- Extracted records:

▼▼▼

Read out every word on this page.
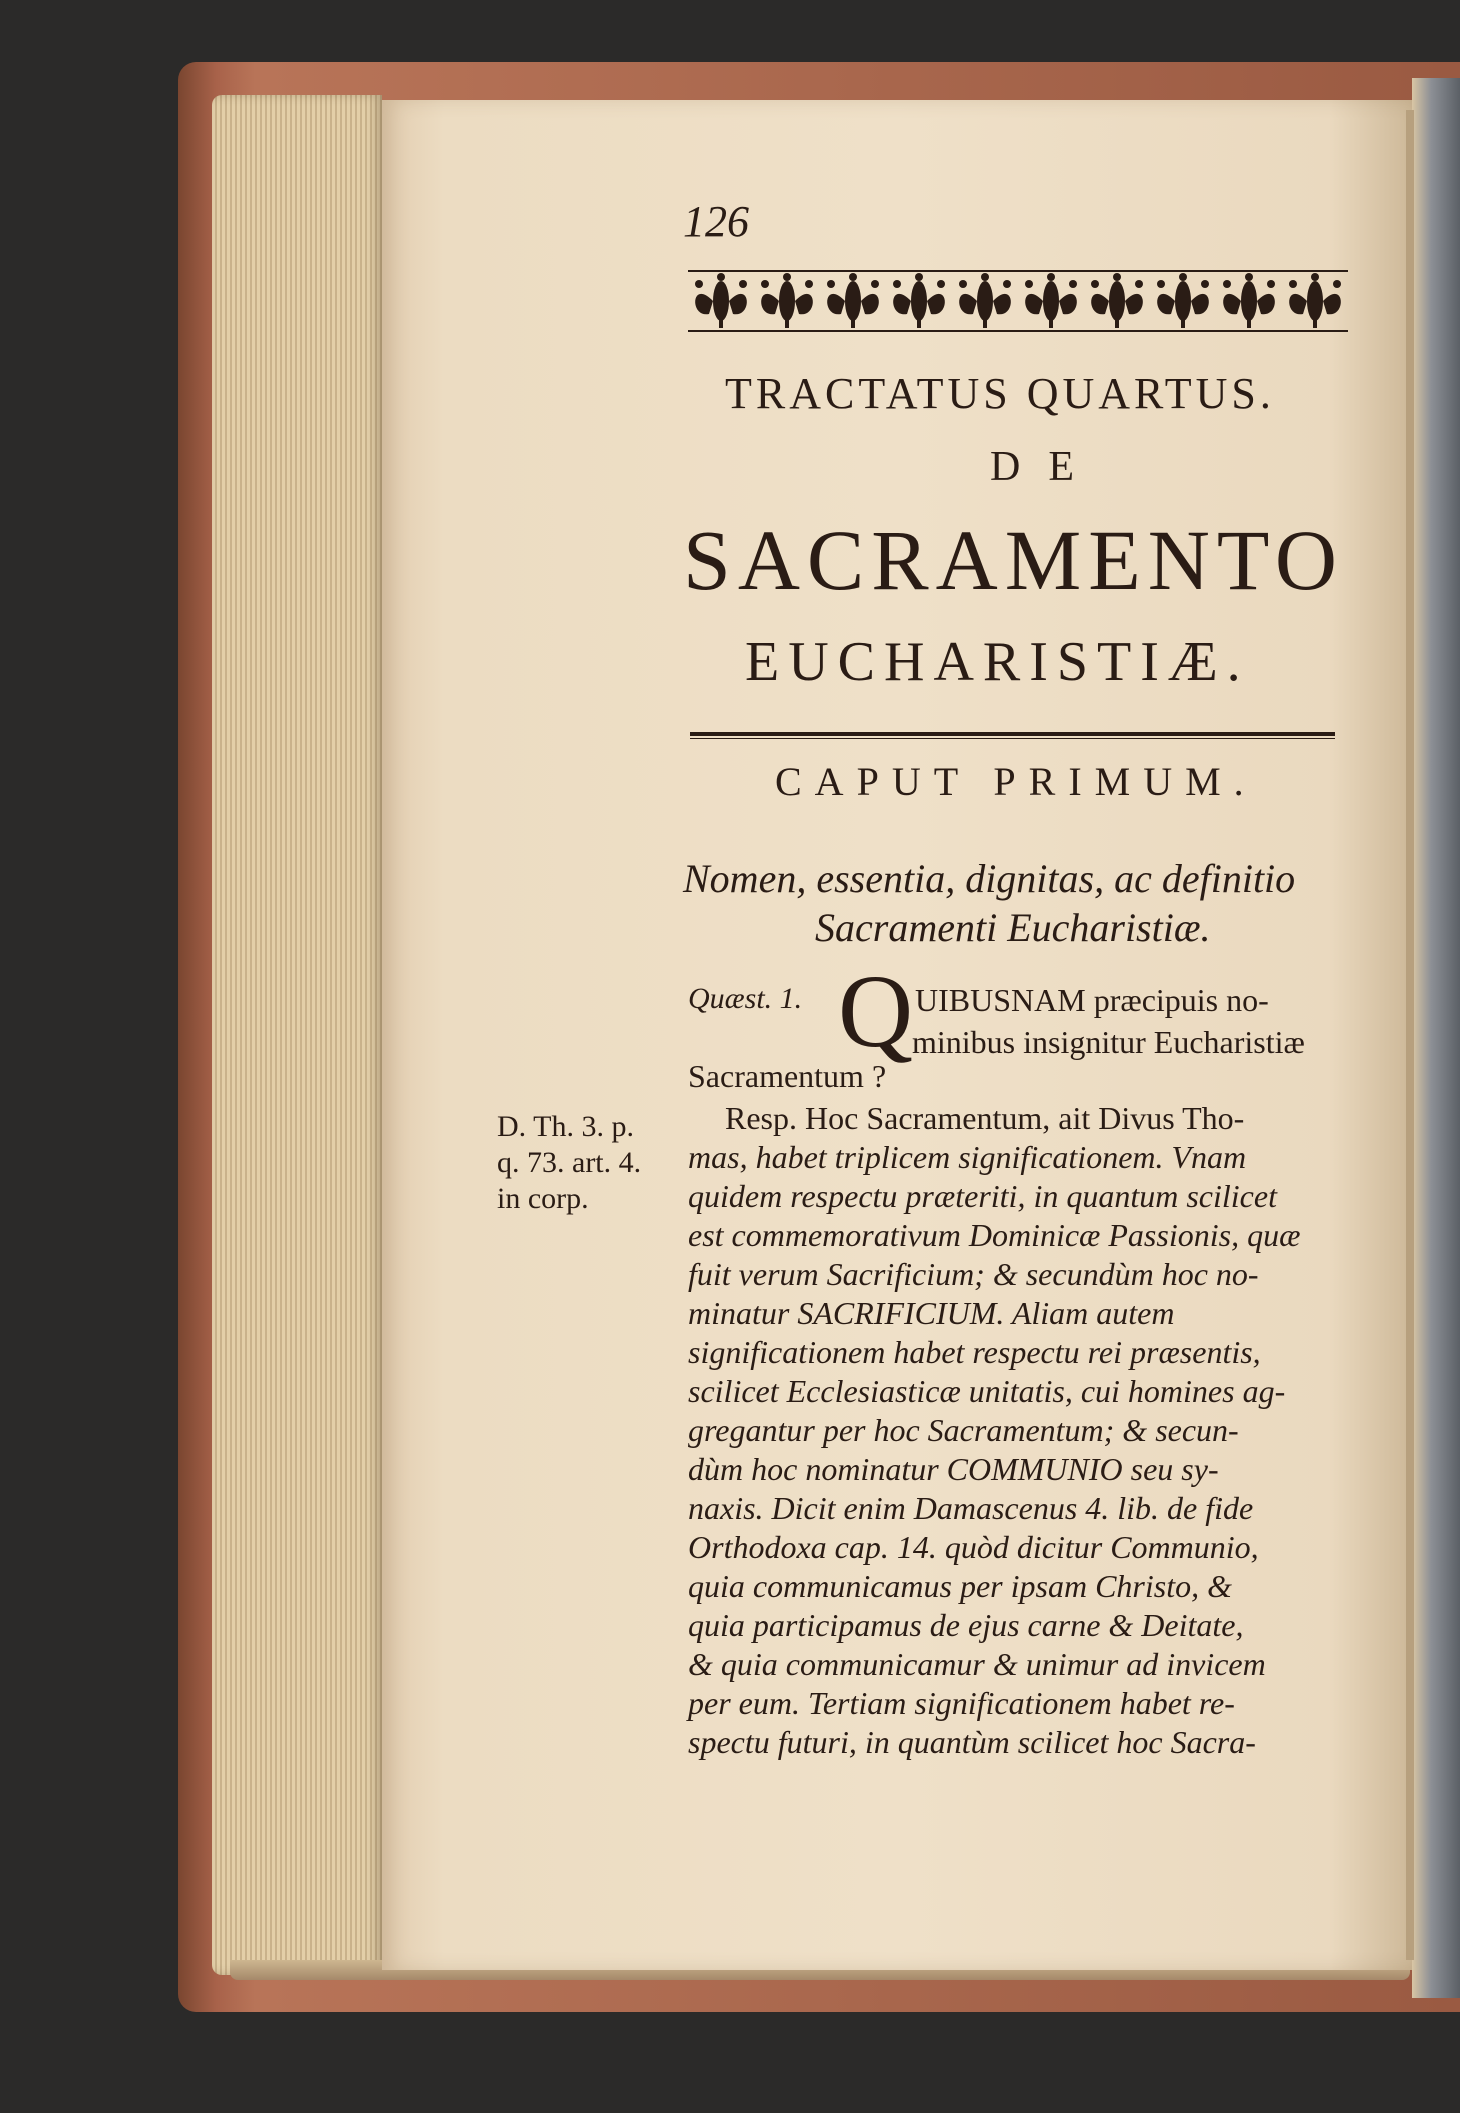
126
TRACTATUS QUARTUS.
DE
SACRAMENTO
EUCHARISTIÆ.
CAPUT PRIMUM.
Nomen, essentia, dignitas, ac definitio
Sacramenti Eucharistiæ.
Quæst. 1. Q UIBUSNAM præcipuis no-
minibus insignitur Eucharistiæ
Sacramentum ?
D. Th. 3. p.
q. 73. art. 4.
in corp.
Resp. Hoc Sacramentum, ait Divus Tho-
mas, habet triplicem significationem. Vnam
quidem respectu præteriti, in quantum scilicet
est commemorativum Dominicæ Passionis, quæ
fuit verum Sacrificium; & secundùm hoc no-
minatur SACRIFICIUM. Aliam autem
significationem habet respectu rei præsentis,
scilicet Ecclesiasticæ unitatis, cui homines ag-
gregantur per hoc Sacramentum; & secun-
dùm hoc nominatur COMMUNIO seu sy-
naxis. Dicit enim Damascenus 4. lib. de fide
Orthodoxa cap. 14. quòd dicitur Communio,
quia communicamus per ipsam Christo, &
quia participamus de ejus carne & Deitate,
& quia communicamur & unimur ad invicem
per eum. Tertiam significationem habet re-
spectu futuri, in quantùm scilicet hoc Sacra-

▲▲▲

- Challenge: Make an exact copy of the data above, pictures excluded.

- Result of the task:
Read out every word on this page.
126
TRACTATUS QUARTUS.
DE
SACRAMENTO
EUCHARISTIÆ.
CAPUT PRIMUM.
Nomen, essentia, dignitas, ac definitio
Sacramenti Eucharistiæ.
Quæst. 1. Q UIBUSNAM præcipuis no-
minibus insignitur Eucharistiæ
Sacramentum ?
D. Th. 3. p.
q. 73. art. 4.
in corp.
Resp. Hoc Sacramentum, ait Divus Tho-
mas, habet triplicem significationem. Vnam
quidem respectu præteriti, in quantum scilicet
est commemorativum Dominicæ Passionis, quæ
fuit verum Sacrificium; & secundùm hoc no-
minatur SACRIFICIUM. Aliam autem
significationem habet respectu rei præsentis,
scilicet Ecclesiasticæ unitatis, cui homines ag-
gregantur per hoc Sacramentum; & secun-
dùm hoc nominatur COMMUNIO seu sy-
naxis. Dicit enim Damascenus 4. lib. de fide
Orthodoxa cap. 14. quòd dicitur Communio,
quia communicamus per ipsam Christo, &
quia participamus de ejus carne & Deitate,
& quia communicamur & unimur ad invicem
per eum. Tertiam significationem habet re-
spectu futuri, in quantùm scilicet hoc Sacra-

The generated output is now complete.